[Dataset items]
↓↓↓
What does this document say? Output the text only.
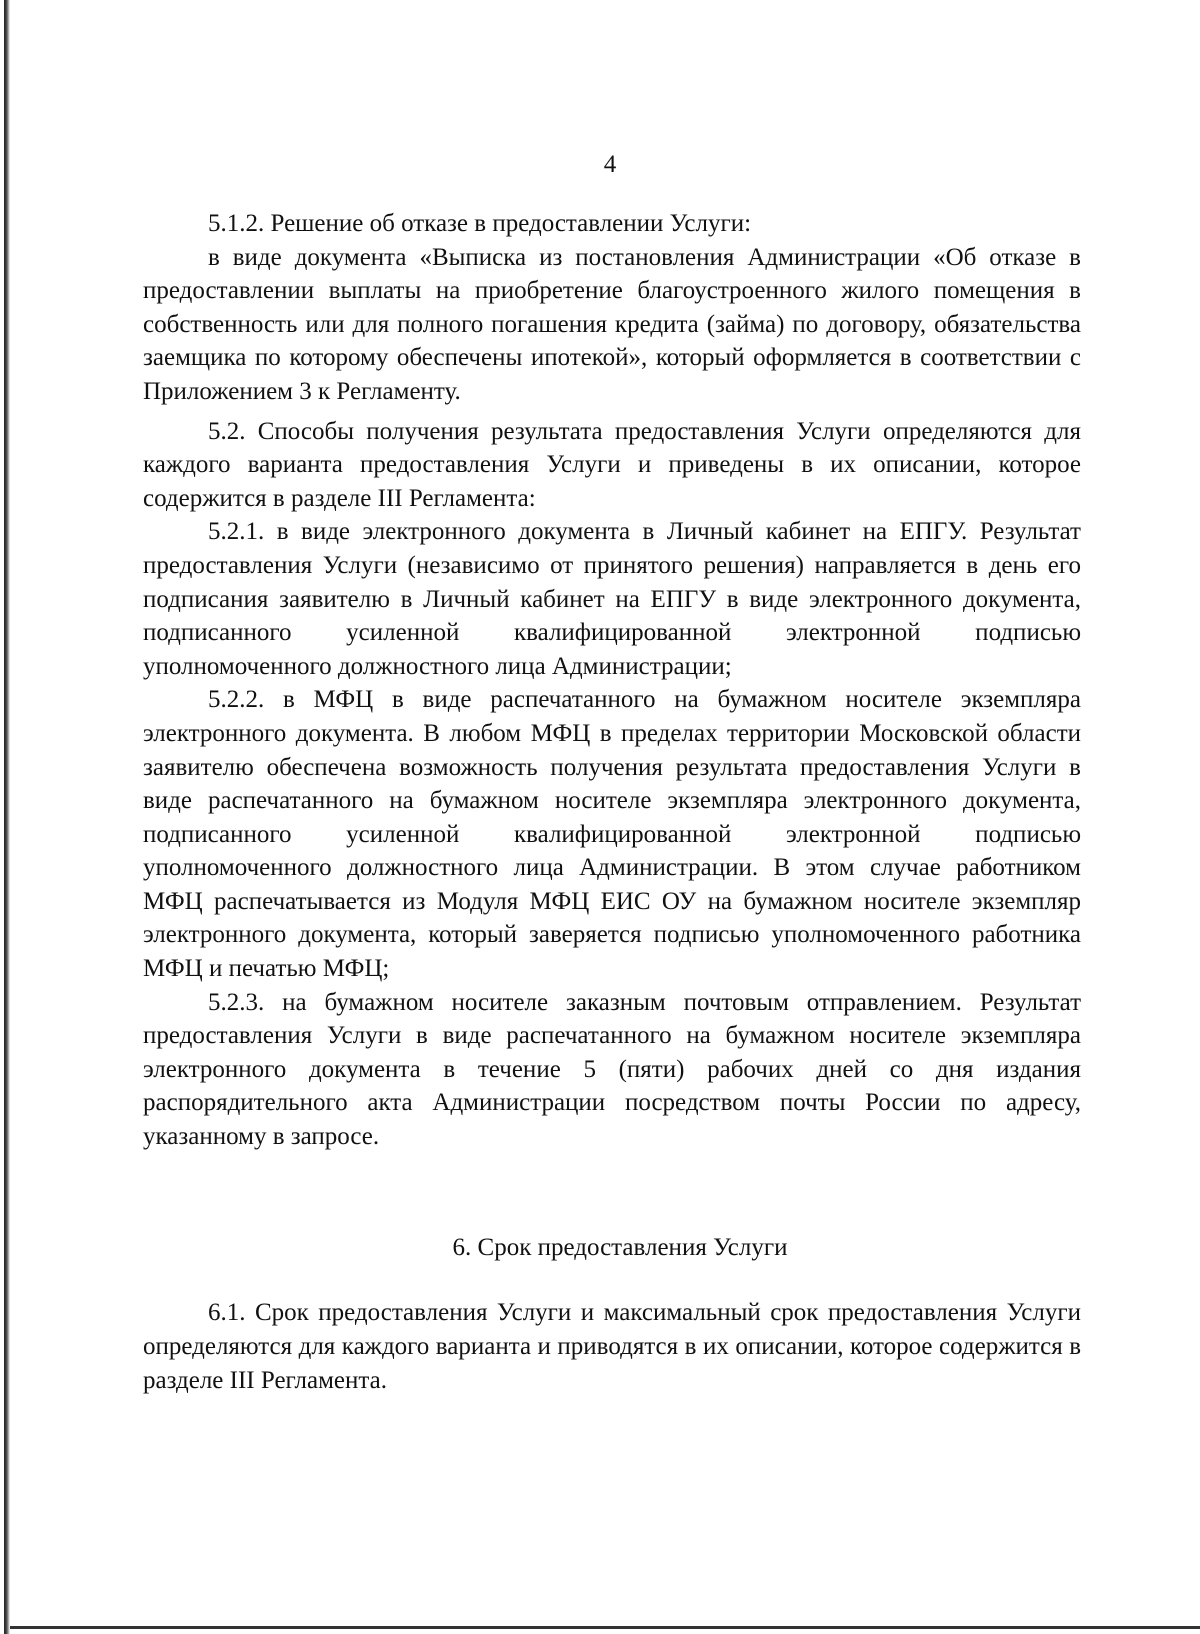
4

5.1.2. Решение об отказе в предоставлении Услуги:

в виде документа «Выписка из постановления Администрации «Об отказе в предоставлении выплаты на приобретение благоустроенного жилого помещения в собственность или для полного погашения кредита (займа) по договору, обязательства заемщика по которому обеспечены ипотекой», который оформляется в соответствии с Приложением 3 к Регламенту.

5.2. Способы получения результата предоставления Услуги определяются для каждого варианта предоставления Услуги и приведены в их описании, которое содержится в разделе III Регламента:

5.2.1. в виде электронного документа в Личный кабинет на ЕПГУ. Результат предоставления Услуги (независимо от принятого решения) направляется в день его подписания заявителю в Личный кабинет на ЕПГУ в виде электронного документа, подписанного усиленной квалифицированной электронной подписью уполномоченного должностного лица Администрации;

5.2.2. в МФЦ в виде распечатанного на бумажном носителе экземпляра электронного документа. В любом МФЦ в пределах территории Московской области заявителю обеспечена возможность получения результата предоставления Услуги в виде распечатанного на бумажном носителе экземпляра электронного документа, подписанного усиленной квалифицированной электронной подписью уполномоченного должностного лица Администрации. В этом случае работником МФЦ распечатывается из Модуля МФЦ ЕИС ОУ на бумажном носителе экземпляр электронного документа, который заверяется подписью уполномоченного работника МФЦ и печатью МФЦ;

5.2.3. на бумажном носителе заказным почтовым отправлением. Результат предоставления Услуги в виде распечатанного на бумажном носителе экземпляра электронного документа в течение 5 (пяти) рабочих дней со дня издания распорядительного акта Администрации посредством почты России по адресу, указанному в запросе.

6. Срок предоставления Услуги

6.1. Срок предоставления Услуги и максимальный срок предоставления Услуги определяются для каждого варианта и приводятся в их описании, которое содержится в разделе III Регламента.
↑↑↑
— GIVEN REQUEST —
Strip out the images, then output the records above word for word.

— TASK RESPONSE —
What does this document say? Output the text only.
4

5.1.2. Решение об отказе в предоставлении Услуги:

в виде документа «Выписка из постановления Администрации «Об отказе в предоставлении выплаты на приобретение благоустроенного жилого помещения в собственность или для полного погашения кредита (займа) по договору, обязательства заемщика по которому обеспечены ипотекой», который оформляется в соответствии с Приложением 3 к Регламенту.

5.2. Способы получения результата предоставления Услуги определяются для каждого варианта предоставления Услуги и приведены в их описании, которое содержится в разделе III Регламента:

5.2.1. в виде электронного документа в Личный кабинет на ЕПГУ. Результат предоставления Услуги (независимо от принятого решения) направляется в день его подписания заявителю в Личный кабинет на ЕПГУ в виде электронного документа, подписанного усиленной квалифицированной электронной подписью уполномоченного должностного лица Администрации;

5.2.2. в МФЦ в виде распечатанного на бумажном носителе экземпляра электронного документа. В любом МФЦ в пределах территории Московской области заявителю обеспечена возможность получения результата предоставления Услуги в виде распечатанного на бумажном носителе экземпляра электронного документа, подписанного усиленной квалифицированной электронной подписью уполномоченного должностного лица Администрации. В этом случае работником МФЦ распечатывается из Модуля МФЦ ЕИС ОУ на бумажном носителе экземпляр электронного документа, который заверяется подписью уполномоченного работника МФЦ и печатью МФЦ;

5.2.3. на бумажном носителе заказным почтовым отправлением. Результат предоставления Услуги в виде распечатанного на бумажном носителе экземпляра электронного документа в течение 5 (пяти) рабочих дней со дня издания распорядительного акта Администрации посредством почты России по адресу, указанному в запросе.

6. Срок предоставления Услуги

6.1. Срок предоставления Услуги и максимальный срок предоставления Услуги определяются для каждого варианта и приводятся в их описании, которое содержится в разделе III Регламента.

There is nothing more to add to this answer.